[Start of Available records]

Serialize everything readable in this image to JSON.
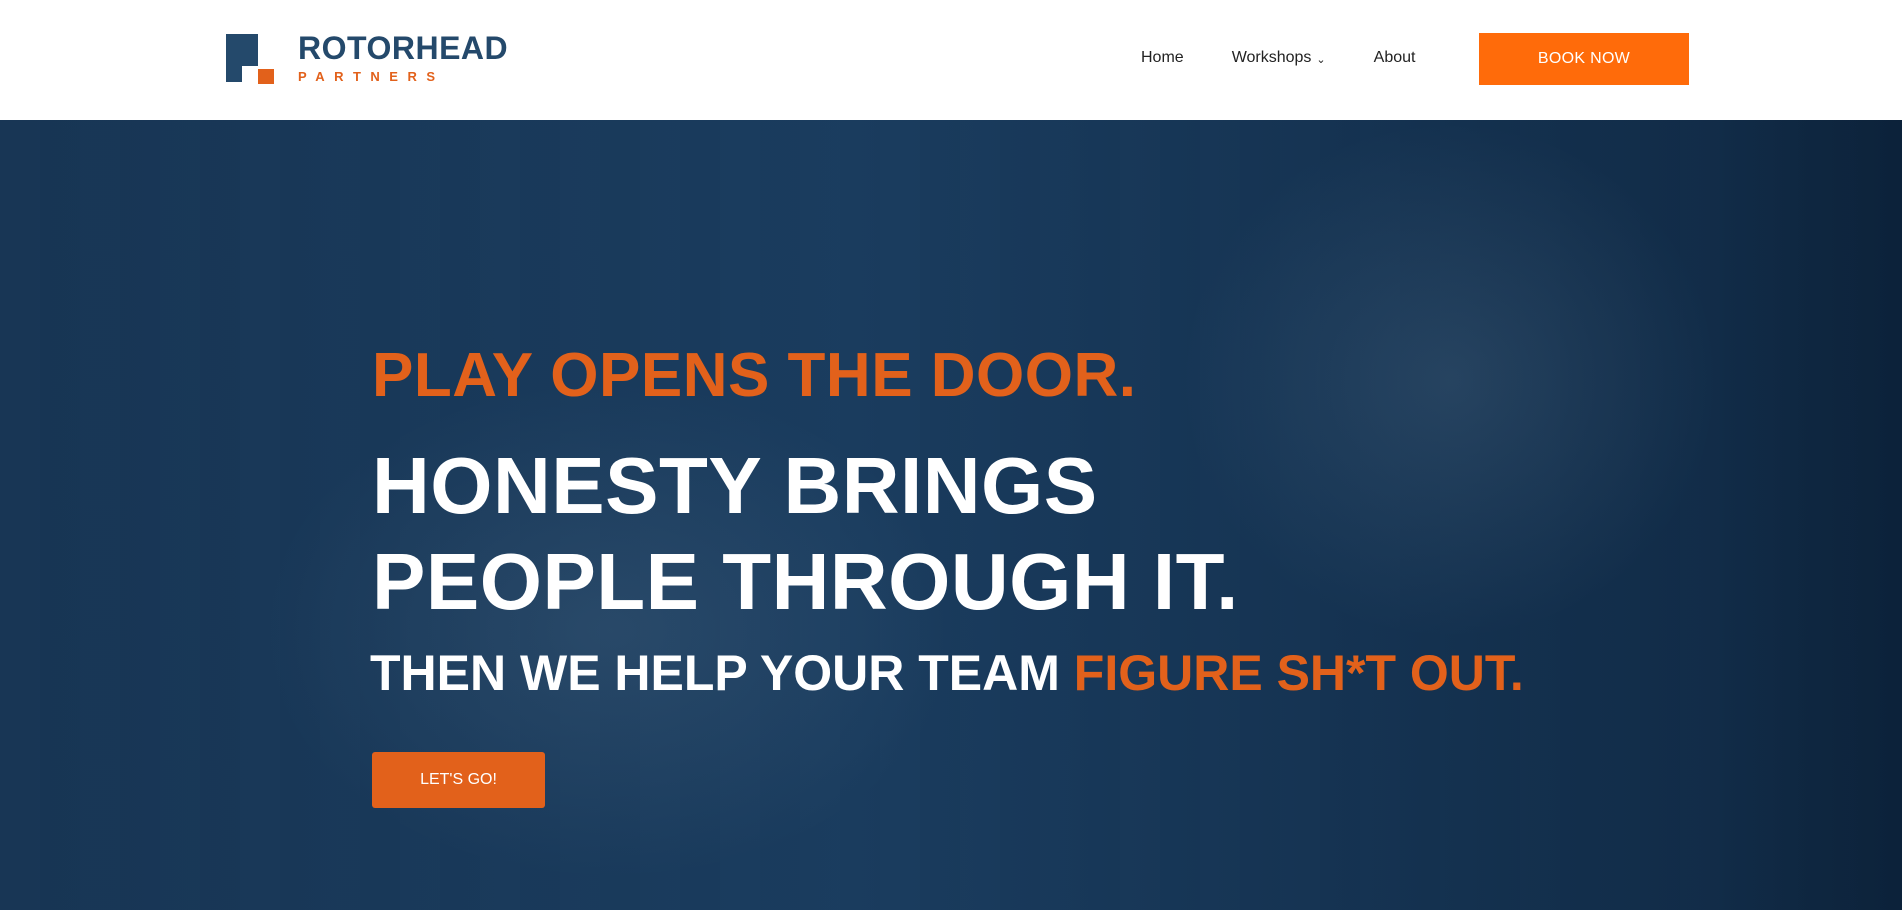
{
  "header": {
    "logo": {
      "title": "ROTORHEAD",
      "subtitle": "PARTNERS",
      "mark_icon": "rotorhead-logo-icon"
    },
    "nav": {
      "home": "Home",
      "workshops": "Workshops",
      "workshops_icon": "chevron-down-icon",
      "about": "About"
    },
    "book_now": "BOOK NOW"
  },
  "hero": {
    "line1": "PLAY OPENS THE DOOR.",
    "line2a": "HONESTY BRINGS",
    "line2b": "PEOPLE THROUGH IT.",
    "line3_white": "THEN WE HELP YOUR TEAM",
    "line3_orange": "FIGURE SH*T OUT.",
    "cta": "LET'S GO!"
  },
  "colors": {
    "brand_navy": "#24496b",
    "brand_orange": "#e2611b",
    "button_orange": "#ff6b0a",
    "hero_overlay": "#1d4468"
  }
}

[End of Available records]

## [What is needed]
Go through the material above and print all of it exactly, except the pictures.

## [Complete response]
Serialize everything readable in this image to JSON.
{
  "header": {
    "logo": {
      "title": "ROTORHEAD",
      "subtitle": "PARTNERS",
      "mark_icon": "rotorhead-logo-icon"
    },
    "nav": {
      "home": "Home",
      "workshops": "Workshops",
      "workshops_icon": "chevron-down-icon",
      "about": "About"
    },
    "book_now": "BOOK NOW"
  },
  "hero": {
    "line1": "PLAY OPENS THE DOOR.",
    "line2a": "HONESTY BRINGS",
    "line2b": "PEOPLE THROUGH IT.",
    "line3_white": "THEN WE HELP YOUR TEAM",
    "line3_orange": "FIGURE SH*T OUT.",
    "cta": "LET'S GO!"
  },
  "colors": {
    "brand_navy": "#24496b",
    "brand_orange": "#e2611b",
    "button_orange": "#ff6b0a",
    "hero_overlay": "#1d4468"
  }
}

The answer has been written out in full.